To do: In your copy, leave out the pictures and repeat the entries below exactly.

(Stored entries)
────────────────

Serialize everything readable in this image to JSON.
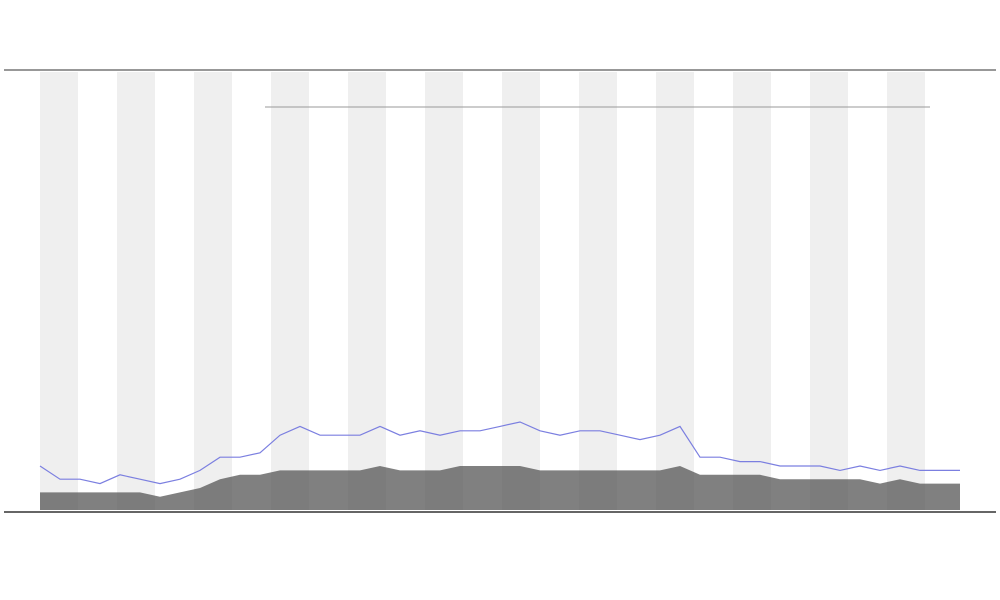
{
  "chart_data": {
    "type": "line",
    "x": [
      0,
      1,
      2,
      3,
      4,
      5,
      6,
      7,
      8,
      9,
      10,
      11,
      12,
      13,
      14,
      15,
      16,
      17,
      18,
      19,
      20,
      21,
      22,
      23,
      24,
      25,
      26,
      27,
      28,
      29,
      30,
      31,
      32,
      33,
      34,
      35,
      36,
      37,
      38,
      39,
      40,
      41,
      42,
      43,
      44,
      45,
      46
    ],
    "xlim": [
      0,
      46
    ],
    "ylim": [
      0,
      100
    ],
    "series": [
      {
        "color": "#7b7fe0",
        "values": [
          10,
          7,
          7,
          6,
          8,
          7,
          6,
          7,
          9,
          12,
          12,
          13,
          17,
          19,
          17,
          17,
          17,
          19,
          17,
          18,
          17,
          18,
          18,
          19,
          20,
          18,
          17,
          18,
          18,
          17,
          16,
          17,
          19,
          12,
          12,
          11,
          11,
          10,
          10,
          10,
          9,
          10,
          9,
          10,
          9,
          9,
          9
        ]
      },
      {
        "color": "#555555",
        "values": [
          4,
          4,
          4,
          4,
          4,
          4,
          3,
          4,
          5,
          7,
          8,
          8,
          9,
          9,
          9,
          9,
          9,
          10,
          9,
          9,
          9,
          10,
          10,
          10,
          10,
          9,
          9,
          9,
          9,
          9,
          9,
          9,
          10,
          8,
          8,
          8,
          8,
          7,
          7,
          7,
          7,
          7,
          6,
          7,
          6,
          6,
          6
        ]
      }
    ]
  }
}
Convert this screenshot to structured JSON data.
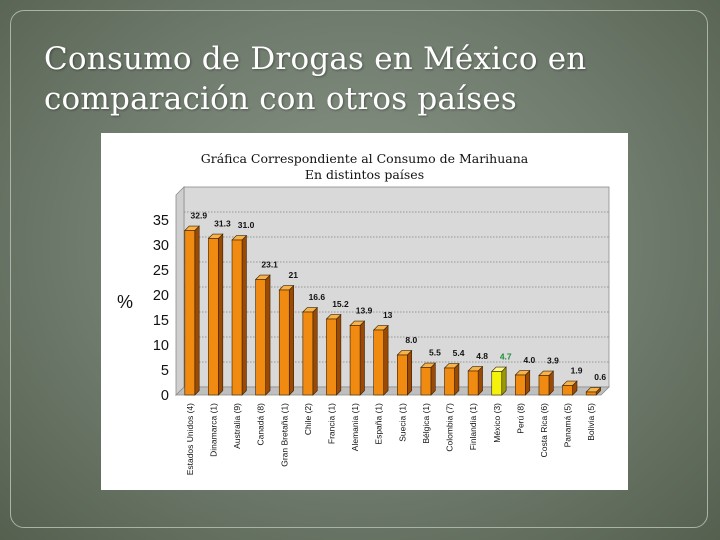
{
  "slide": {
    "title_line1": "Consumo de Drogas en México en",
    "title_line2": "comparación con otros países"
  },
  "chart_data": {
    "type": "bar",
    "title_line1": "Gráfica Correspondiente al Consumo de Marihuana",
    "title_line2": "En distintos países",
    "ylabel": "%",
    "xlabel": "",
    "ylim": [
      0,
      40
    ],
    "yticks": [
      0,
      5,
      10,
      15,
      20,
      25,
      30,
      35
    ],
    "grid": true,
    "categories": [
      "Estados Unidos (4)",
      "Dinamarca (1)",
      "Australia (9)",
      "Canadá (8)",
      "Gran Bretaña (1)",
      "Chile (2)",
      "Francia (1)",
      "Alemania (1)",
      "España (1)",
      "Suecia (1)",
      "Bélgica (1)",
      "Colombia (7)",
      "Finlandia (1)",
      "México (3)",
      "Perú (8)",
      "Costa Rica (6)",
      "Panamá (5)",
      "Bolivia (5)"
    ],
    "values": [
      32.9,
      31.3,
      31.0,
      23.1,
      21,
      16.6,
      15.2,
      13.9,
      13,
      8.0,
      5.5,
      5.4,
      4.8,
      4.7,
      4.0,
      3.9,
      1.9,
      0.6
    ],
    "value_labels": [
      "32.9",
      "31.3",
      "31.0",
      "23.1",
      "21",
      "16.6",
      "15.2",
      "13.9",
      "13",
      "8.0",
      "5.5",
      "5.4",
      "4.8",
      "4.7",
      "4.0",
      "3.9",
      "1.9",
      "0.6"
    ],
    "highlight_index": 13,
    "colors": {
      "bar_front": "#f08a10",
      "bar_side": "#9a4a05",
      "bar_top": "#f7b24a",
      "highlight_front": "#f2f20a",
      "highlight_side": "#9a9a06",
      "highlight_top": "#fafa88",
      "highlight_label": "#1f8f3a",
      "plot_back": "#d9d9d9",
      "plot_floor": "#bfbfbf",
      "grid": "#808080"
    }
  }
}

────────────────

Exercise output:
Serialize everything readable in this image to JSON.
{
  "chart_data": {
    "type": "line",
    "x": [
      0,
      1,
      2,
      3,
      4,
      5,
      6,
      7,
      8,
      9,
      10,
      11,
      12,
      13,
      14,
      15,
      16,
      17,
      18,
      19,
      20,
      21,
      22,
      23,
      24,
      25,
      26,
      27,
      28,
      29,
      30,
      31,
      32,
      33,
      34,
      35,
      36,
      37,
      38,
      39,
      40,
      41,
      42,
      43,
      44,
      45,
      46
    ],
    "xlim": [
      0,
      46
    ],
    "ylim": [
      0,
      100
    ],
    "series": [
      {
        "color": "#7b7fe0",
        "values": [
          10,
          7,
          7,
          6,
          8,
          7,
          6,
          7,
          9,
          12,
          12,
          13,
          17,
          19,
          17,
          17,
          17,
          19,
          17,
          18,
          17,
          18,
          18,
          19,
          20,
          18,
          17,
          18,
          18,
          17,
          16,
          17,
          19,
          12,
          12,
          11,
          11,
          10,
          10,
          10,
          9,
          10,
          9,
          10,
          9,
          9,
          9
        ]
      },
      {
        "color": "#555555",
        "values": [
          4,
          4,
          4,
          4,
          4,
          4,
          3,
          4,
          5,
          7,
          8,
          8,
          9,
          9,
          9,
          9,
          9,
          10,
          9,
          9,
          9,
          10,
          10,
          10,
          10,
          9,
          9,
          9,
          9,
          9,
          9,
          9,
          10,
          8,
          8,
          8,
          8,
          7,
          7,
          7,
          7,
          7,
          6,
          7,
          6,
          6,
          6
        ]
      }
    ]
  }
}
Convert this screenshot to structured JSON data.
{
  "slide": {
    "title_line1": "Consumo de Drogas en México en",
    "title_line2": "comparación con otros países"
  },
  "chart_data": {
    "type": "bar",
    "title_line1": "Gráfica Correspondiente al Consumo de Marihuana",
    "title_line2": "En distintos países",
    "ylabel": "%",
    "xlabel": "",
    "ylim": [
      0,
      40
    ],
    "yticks": [
      0,
      5,
      10,
      15,
      20,
      25,
      30,
      35
    ],
    "grid": true,
    "categories": [
      "Estados Unidos (4)",
      "Dinamarca (1)",
      "Australia (9)",
      "Canadá (8)",
      "Gran Bretaña (1)",
      "Chile (2)",
      "Francia (1)",
      "Alemania (1)",
      "España (1)",
      "Suecia (1)",
      "Bélgica (1)",
      "Colombia (7)",
      "Finlandia (1)",
      "México (3)",
      "Perú (8)",
      "Costa Rica (6)",
      "Panamá (5)",
      "Bolivia (5)"
    ],
    "values": [
      32.9,
      31.3,
      31.0,
      23.1,
      21,
      16.6,
      15.2,
      13.9,
      13,
      8.0,
      5.5,
      5.4,
      4.8,
      4.7,
      4.0,
      3.9,
      1.9,
      0.6
    ],
    "value_labels": [
      "32.9",
      "31.3",
      "31.0",
      "23.1",
      "21",
      "16.6",
      "15.2",
      "13.9",
      "13",
      "8.0",
      "5.5",
      "5.4",
      "4.8",
      "4.7",
      "4.0",
      "3.9",
      "1.9",
      "0.6"
    ],
    "highlight_index": 13,
    "colors": {
      "bar_front": "#f08a10",
      "bar_side": "#9a4a05",
      "bar_top": "#f7b24a",
      "highlight_front": "#f2f20a",
      "highlight_side": "#9a9a06",
      "highlight_top": "#fafa88",
      "highlight_label": "#1f8f3a",
      "plot_back": "#d9d9d9",
      "plot_floor": "#bfbfbf",
      "grid": "#808080"
    }
  }
}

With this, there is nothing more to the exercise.